An appraiser is valuing the leased fee interest in a property subject to a long-term ground lease. The lease has 25 years remaining with rent of $50,000 annually, and the reversion value is estimated at $2,000,000. Using a 7% discount rate, what is the present value of the reversion? (PV factor for 25 years at 7% = 0.1842)

Correct Answer

A) $368,400

Present value of reversion = Future value × Present value factor = $2,000,000 × 0.1842 = $368,400. This represents the current worth of receiving $2,000,000 in 25 years discounted at 7%.

Answer Options
A
$368,400
B
$542,600
C
$1,631,600
D
$2,000,000

Why This Is the Correct Answer

Option A correctly applies the present value formula: Future Value × Present Value Factor = $2,000,000 × 0.1842 = $368,400. This calculation properly discounts the future reversion value of $2,000,000 back to present value using the given 7% discount rate over 25 years. The present value factor of 0.1842 represents how much $1 received 25 years from now is worth today at a 7% discount rate. This demonstrates that due to the time value of money, $2,000,000 received in 25 years is only worth $368,400 in today's dollars.

→ **WRITTEN REQUEST A**: Extract from the records every line from the first one through the line containing "Text: 22: 22 — [463, 772, 487, 790]", with both of those lines included, and reproduce them without alteration.
The appraisal text and the records are independent material.

→ **ROWS**:
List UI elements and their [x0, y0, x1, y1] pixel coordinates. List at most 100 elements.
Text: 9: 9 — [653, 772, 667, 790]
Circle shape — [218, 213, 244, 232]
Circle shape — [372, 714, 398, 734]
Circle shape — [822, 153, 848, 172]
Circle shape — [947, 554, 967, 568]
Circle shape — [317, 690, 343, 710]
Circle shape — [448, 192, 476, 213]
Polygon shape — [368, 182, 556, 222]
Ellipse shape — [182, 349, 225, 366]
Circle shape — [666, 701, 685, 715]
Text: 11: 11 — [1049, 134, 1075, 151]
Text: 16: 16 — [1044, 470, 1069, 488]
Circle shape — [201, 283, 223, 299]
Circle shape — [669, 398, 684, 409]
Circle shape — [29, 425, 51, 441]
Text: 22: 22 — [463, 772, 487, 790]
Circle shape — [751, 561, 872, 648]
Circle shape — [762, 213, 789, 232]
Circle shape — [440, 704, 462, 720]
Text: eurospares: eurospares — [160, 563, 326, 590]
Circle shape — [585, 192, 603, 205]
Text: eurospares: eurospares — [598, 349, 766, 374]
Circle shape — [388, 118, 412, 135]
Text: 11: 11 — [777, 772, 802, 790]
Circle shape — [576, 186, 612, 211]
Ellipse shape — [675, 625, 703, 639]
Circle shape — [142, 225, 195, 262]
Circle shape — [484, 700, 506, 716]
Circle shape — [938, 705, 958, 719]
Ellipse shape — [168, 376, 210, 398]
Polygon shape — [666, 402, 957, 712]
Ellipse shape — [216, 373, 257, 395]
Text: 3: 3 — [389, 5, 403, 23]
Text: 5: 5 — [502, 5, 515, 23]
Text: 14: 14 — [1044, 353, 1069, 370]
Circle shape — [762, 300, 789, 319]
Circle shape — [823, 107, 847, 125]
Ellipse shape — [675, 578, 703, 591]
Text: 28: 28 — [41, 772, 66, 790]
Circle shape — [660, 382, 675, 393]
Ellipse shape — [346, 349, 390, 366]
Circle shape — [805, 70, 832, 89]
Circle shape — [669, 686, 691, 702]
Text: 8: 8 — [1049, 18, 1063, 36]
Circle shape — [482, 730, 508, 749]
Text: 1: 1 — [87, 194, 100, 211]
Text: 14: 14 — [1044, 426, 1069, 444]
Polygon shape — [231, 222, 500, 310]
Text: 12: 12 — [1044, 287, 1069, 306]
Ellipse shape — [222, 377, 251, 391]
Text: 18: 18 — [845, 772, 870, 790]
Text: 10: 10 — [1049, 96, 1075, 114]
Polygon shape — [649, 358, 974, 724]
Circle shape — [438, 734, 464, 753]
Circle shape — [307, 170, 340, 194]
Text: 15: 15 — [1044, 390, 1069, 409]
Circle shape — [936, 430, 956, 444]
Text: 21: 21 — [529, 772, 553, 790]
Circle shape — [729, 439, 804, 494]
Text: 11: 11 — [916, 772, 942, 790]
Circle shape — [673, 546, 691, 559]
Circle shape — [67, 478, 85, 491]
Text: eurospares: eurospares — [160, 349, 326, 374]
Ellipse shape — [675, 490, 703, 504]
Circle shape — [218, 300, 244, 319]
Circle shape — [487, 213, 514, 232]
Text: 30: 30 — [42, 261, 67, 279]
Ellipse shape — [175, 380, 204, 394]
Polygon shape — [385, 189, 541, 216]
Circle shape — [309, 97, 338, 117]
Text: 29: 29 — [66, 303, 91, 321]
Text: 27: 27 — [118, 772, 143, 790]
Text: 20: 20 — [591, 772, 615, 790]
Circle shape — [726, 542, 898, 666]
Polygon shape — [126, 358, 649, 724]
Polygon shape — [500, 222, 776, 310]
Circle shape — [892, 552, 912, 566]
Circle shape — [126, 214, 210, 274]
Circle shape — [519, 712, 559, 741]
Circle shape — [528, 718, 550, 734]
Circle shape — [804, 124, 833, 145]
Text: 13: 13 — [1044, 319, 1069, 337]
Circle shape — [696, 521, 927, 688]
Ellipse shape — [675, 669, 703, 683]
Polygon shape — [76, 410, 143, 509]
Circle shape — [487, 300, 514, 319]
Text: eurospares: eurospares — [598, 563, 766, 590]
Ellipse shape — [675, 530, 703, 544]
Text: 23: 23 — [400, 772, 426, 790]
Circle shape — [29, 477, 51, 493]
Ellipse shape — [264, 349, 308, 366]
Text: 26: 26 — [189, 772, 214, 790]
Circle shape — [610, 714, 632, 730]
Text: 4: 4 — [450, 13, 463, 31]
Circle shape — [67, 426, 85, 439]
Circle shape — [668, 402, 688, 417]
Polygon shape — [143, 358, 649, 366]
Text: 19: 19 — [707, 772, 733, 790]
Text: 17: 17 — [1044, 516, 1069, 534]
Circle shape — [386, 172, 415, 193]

→ **WRITTEN REQUEST B**: Continue the appraisal practice question on the present value of a reversion from where it stops.

→ **TASK ANSWER A**:
List UI elements and their [x0, y0, x1, y1] pixel coordinates. List at most 100 elements.
Text: 9: 9 — [653, 772, 667, 790]
Circle shape — [218, 213, 244, 232]
Circle shape — [372, 714, 398, 734]
Circle shape — [822, 153, 848, 172]
Circle shape — [947, 554, 967, 568]
Circle shape — [317, 690, 343, 710]
Circle shape — [448, 192, 476, 213]
Polygon shape — [368, 182, 556, 222]
Ellipse shape — [182, 349, 225, 366]
Circle shape — [666, 701, 685, 715]
Text: 11: 11 — [1049, 134, 1075, 151]
Text: 16: 16 — [1044, 470, 1069, 488]
Circle shape — [201, 283, 223, 299]
Circle shape — [669, 398, 684, 409]
Circle shape — [29, 425, 51, 441]
Text: 22: 22 — [463, 772, 487, 790]

→ **TASK ANSWER B**:
Why the Other Options Are Wrong

Option B: $542,600

This amount ($542,600) appears to be an incorrect calculation, possibly mixing up different present value factors or applying the wrong formula. It's significantly higher than the correct present value, suggesting the candidate may have used an incorrect discount rate or time period.

Option C: $1,631,600

This amount ($1,631,600) is far too high and suggests the candidate may have subtracted the present value from the future value ($2,000,000 - $368,400) rather than calculating the present value correctly. This represents a fundamental misunderstanding of present value calculations.

Option D: $2,000,000

Using the full $2,000,000 ignores the time value of money entirely, treating future dollars as equivalent to present dollars. This demonstrates a complete failure to understand that money received in the future must be discounted to reflect its present worth.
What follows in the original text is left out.